Task prompt
Wherever a line in the data below holds "Moddalarning", copy that line.

═══

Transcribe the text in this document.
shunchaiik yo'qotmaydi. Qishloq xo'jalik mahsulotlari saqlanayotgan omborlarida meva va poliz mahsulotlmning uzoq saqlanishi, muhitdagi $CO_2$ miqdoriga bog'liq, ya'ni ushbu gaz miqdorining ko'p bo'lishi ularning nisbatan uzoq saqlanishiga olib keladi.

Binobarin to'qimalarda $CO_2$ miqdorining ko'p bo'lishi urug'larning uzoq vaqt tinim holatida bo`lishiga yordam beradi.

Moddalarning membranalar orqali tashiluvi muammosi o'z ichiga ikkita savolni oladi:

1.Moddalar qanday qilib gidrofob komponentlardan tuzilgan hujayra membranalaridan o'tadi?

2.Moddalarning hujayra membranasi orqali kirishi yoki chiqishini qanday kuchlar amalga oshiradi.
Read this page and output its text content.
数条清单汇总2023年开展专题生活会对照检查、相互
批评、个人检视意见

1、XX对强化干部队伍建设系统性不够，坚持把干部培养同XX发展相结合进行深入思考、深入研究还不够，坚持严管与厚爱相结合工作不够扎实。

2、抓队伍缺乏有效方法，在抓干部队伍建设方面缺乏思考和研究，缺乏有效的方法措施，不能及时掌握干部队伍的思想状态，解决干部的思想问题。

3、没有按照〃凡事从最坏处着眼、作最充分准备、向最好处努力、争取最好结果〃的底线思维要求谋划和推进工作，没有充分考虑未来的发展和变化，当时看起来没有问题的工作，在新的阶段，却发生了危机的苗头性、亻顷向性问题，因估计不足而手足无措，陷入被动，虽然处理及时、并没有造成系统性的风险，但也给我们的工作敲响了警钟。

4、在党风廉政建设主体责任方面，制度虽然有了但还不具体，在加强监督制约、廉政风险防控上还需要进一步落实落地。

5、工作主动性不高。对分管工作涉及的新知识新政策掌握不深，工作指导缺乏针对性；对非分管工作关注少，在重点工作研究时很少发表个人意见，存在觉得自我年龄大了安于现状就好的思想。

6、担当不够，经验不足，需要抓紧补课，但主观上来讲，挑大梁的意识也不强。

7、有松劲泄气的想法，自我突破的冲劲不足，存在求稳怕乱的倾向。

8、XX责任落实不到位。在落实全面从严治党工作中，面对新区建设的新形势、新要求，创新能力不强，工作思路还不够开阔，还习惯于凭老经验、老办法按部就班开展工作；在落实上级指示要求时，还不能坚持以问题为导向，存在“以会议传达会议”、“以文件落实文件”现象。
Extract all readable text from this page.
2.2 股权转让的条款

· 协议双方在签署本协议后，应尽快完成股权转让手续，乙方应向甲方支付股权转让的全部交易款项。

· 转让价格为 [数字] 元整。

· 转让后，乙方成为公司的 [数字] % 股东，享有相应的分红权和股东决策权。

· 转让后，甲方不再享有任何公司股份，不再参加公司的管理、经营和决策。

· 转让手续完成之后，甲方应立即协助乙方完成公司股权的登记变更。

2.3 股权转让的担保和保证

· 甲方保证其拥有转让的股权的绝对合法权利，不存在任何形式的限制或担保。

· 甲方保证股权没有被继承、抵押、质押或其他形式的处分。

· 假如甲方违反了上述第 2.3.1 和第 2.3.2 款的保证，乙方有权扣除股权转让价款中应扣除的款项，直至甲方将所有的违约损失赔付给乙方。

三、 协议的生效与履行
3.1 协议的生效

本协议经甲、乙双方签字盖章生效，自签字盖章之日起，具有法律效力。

═══

Written answer
Moddalarning membranalar orqali tashiluvi muammosi o'z ichiga ikkita savolni oladi:
2.Moddalarning hujayra membranasi orqali kirishi yoki chiqishini qanday kuchlar amalga oshiradi.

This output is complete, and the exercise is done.